> [Instructions to follow]
Gather every line of the material below that contains the string "note", and copy each one unchanged. Matching is case-sensitive.

> [Input for this task]
start

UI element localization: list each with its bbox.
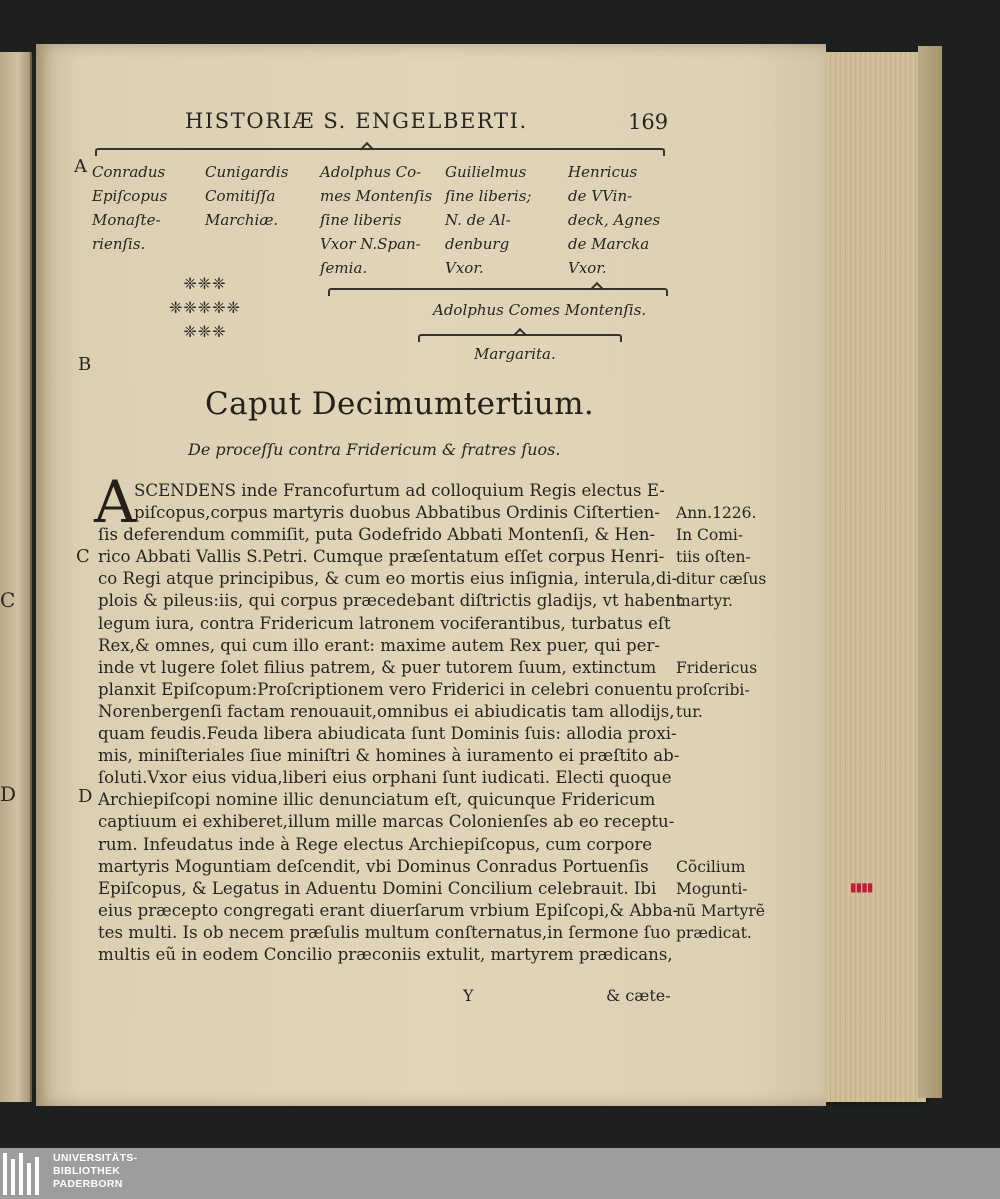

end
start

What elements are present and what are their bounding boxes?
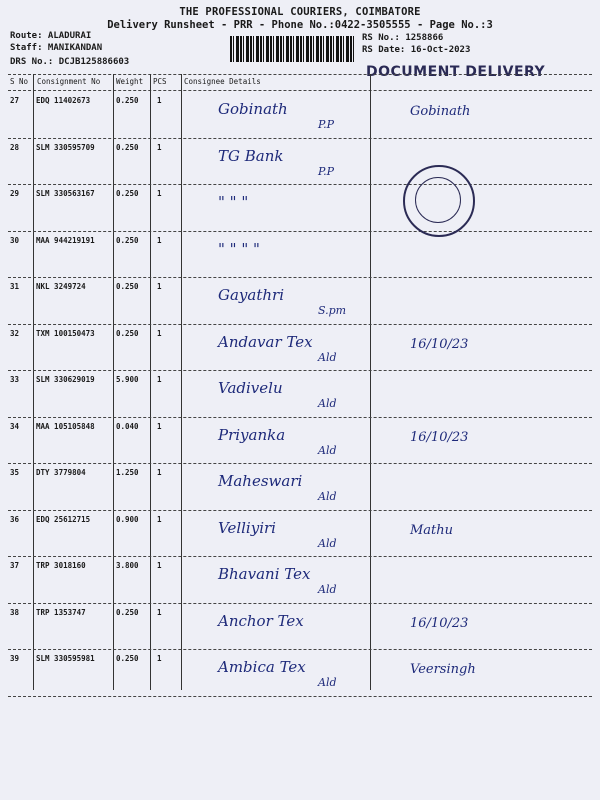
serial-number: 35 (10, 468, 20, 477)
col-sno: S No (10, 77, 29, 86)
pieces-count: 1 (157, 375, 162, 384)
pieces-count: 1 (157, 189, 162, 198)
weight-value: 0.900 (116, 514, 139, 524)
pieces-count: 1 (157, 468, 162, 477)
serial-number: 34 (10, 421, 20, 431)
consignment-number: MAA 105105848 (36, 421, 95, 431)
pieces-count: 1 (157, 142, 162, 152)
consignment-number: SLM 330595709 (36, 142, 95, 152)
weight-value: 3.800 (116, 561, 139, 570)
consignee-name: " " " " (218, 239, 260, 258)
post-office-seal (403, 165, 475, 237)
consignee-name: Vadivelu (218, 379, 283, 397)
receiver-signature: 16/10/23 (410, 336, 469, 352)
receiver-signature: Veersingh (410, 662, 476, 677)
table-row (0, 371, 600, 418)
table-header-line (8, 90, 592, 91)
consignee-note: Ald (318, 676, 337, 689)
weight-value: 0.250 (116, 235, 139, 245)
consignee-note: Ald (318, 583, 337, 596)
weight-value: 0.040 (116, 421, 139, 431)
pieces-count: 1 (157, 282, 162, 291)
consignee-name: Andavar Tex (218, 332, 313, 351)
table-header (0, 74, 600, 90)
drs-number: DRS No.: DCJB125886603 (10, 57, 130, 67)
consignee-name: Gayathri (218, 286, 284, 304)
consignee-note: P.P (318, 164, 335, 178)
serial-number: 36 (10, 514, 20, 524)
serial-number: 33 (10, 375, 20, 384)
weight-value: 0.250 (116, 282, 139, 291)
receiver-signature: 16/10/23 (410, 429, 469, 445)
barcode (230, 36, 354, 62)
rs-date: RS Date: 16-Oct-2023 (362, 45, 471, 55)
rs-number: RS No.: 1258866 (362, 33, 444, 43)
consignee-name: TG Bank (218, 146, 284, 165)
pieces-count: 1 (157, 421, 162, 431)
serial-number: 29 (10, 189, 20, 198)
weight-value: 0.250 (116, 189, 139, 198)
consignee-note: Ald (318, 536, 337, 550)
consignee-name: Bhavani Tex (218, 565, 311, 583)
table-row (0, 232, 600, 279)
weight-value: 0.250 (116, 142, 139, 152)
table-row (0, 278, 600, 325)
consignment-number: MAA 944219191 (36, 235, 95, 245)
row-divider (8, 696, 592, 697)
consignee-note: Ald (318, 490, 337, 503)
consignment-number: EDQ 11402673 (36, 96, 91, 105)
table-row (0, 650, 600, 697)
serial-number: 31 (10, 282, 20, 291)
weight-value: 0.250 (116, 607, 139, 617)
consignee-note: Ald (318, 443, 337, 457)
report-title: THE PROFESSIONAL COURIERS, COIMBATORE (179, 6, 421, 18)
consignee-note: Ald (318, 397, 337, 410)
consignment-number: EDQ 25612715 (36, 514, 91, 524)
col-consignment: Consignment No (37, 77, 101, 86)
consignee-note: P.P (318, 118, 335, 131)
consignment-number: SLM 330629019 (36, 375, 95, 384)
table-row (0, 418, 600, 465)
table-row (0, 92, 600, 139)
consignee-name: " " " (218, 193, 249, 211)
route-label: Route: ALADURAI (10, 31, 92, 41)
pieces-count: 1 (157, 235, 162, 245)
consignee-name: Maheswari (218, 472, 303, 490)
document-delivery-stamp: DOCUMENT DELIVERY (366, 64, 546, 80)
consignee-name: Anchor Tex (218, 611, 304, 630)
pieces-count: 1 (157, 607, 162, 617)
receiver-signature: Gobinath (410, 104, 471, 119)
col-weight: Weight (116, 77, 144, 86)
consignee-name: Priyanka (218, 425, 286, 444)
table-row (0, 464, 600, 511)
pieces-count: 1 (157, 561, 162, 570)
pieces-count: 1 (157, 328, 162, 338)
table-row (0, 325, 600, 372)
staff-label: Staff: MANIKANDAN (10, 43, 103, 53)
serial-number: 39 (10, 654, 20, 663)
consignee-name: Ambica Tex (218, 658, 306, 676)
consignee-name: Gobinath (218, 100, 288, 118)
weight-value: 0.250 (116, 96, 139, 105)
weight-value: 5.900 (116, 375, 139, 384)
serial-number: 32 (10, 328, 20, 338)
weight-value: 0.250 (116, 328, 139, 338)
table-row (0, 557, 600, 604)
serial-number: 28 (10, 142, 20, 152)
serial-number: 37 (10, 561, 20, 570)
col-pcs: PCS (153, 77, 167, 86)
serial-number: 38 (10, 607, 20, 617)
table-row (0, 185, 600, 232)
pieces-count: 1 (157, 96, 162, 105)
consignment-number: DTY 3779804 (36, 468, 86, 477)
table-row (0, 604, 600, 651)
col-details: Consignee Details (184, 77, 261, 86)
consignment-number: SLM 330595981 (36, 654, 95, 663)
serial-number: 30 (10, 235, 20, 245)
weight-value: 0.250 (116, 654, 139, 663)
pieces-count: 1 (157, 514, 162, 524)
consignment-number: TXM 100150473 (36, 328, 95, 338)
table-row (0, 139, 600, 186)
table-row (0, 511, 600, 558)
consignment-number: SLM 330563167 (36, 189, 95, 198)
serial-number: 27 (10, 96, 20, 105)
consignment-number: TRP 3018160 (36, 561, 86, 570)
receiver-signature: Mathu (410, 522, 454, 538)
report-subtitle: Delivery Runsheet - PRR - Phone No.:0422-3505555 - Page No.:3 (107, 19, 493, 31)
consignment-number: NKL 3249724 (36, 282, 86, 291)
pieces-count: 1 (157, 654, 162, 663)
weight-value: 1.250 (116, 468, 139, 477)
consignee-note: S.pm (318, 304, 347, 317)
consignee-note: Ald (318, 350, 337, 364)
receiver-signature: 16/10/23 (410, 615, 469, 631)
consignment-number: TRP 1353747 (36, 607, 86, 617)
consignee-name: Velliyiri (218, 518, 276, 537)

end

> [Task result]
consignee-note: Ald (318, 676, 337, 689)
consignee-note: Ald (318, 583, 337, 596)
consignee-note: P.P (318, 164, 335, 178)
consignee-note: Ald (318, 536, 337, 550)
consignee-note: Ald (318, 490, 337, 503)
consignee-note: Ald (318, 443, 337, 457)
consignee-note: Ald (318, 397, 337, 410)
consignee-note: P.P (318, 118, 335, 131)
consignee-note: S.pm (318, 304, 347, 317)
consignee-note: Ald (318, 350, 337, 364)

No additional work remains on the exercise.